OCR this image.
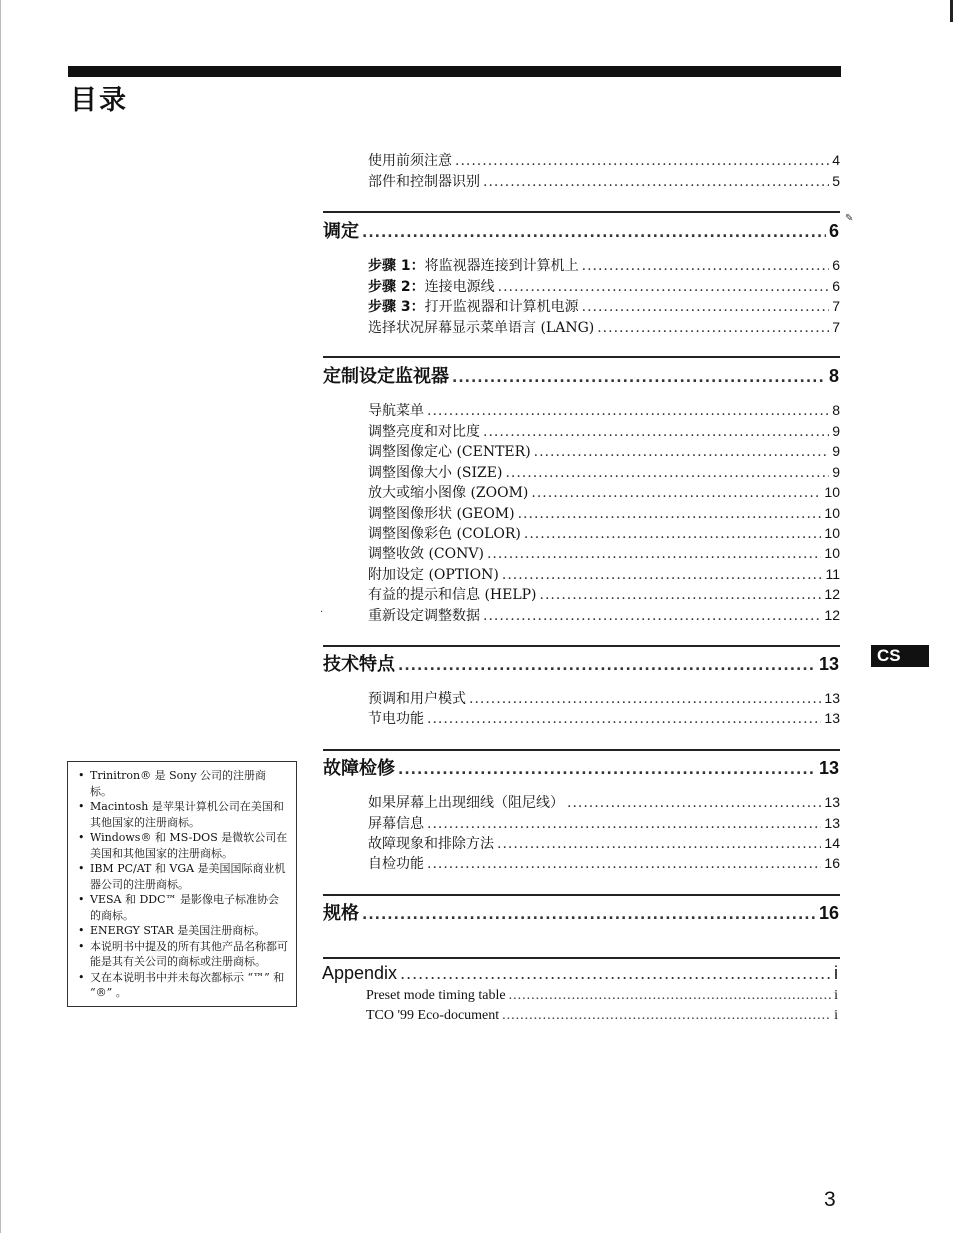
目录
使用前须注意 .....	4
部件和控制器识别 .....	5
✎
调定 .....	6
步骤 1：将监视器连接到计算机上 .....	6
步骤 2：连接电源线 .....	6
步骤 3：打开监视器和计算机电源 .....	7
选择状况屏幕显示菜单语言 (LANG) .....	7
定制设定监视器 .....	8
导航菜单 .....	8
调整亮度和对比度 .....	9
调整图像定心 (CENTER) .....	9
调整图像大小 (SIZE) .....	9
放大或缩小图像 (ZOOM) .....	10
调整图像形状 (GEOM) .....	10
调整图像彩色 (COLOR) .....	10
调整收敛 (CONV) .....	10
附加设定 (OPTION) .....	11
有益的提示和信息 (HELP) .....	12
·	重新设定调整数据 .....	12
技术特点 .....	13	CS
预调和用户模式 .....	13
节电功能 .....	13
故障检修 .....	13
如果屏幕上出现细线（阻尼线） .....	13
屏幕信息 .....	13
故障现象和排除方法 .....	14
自检功能 .....	16
规格 .....	16
Appendix .....	i
Preset mode timing table .....	i
TCO '99 Eco-document .....	i
• Trinitron® 是 Sony 公司的注册商标。
• Macintosh 是苹果计算机公司在美国和其他国家的注册商标。
• Windows® 和 MS-DOS 是微软公司在美国和其他国家的注册商标。
• IBM PC/AT 和 VGA 是美国国际商业机器公司的注册商标。
• VESA 和 DDC™ 是影像电子标准协会的商标。
• ENERGY STAR 是美国注册商标。
• 本说明书中提及的所有其他产品名称都可能是其有关公司的商标或注册商标。
• 又在本说明书中并未每次都标示 “™” 和 “®” 。
3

^^^^^^^^

GOAL OF THE EXERCISE - Exclude the images and reproduce the remaining data exactly.

RESPONSE TO THIS EXERCISE -
OCR this image.
目录
使用前须注意 .....	4
部件和控制器识别 .....	5
✎
调定 .....	6
步骤 1：将监视器连接到计算机上 .....	6
步骤 2：连接电源线 .....	6
步骤 3：打开监视器和计算机电源 .....	7
选择状况屏幕显示菜单语言 (LANG) .....	7
定制设定监视器 .....	8
导航菜单 .....	8
调整亮度和对比度 .....	9
调整图像定心 (CENTER) .....	9
调整图像大小 (SIZE) .....	9
放大或缩小图像 (ZOOM) .....	10
调整图像形状 (GEOM) .....	10
调整图像彩色 (COLOR) .....	10
调整收敛 (CONV) .....	10
附加设定 (OPTION) .....	11
有益的提示和信息 (HELP) .....	12
·	重新设定调整数据 .....	12
技术特点 .....	13	CS
预调和用户模式 .....	13
节电功能 .....	13
故障检修 .....	13
如果屏幕上出现细线（阻尼线） .....	13
屏幕信息 .....	13
故障现象和排除方法 .....	14
自检功能 .....	16
规格 .....	16
Appendix .....	i
Preset mode timing table .....	i
TCO '99 Eco-document .....	i
• Trinitron® 是 Sony 公司的注册商标。
• Macintosh 是苹果计算机公司在美国和其他国家的注册商标。
• Windows® 和 MS-DOS 是微软公司在美国和其他国家的注册商标。
• IBM PC/AT 和 VGA 是美国国际商业机器公司的注册商标。
• VESA 和 DDC™ 是影像电子标准协会的商标。
• ENERGY STAR 是美国注册商标。
• 本说明书中提及的所有其他产品名称都可能是其有关公司的商标或注册商标。
• 又在本说明书中并未每次都标示 “™” 和 “®” 。
3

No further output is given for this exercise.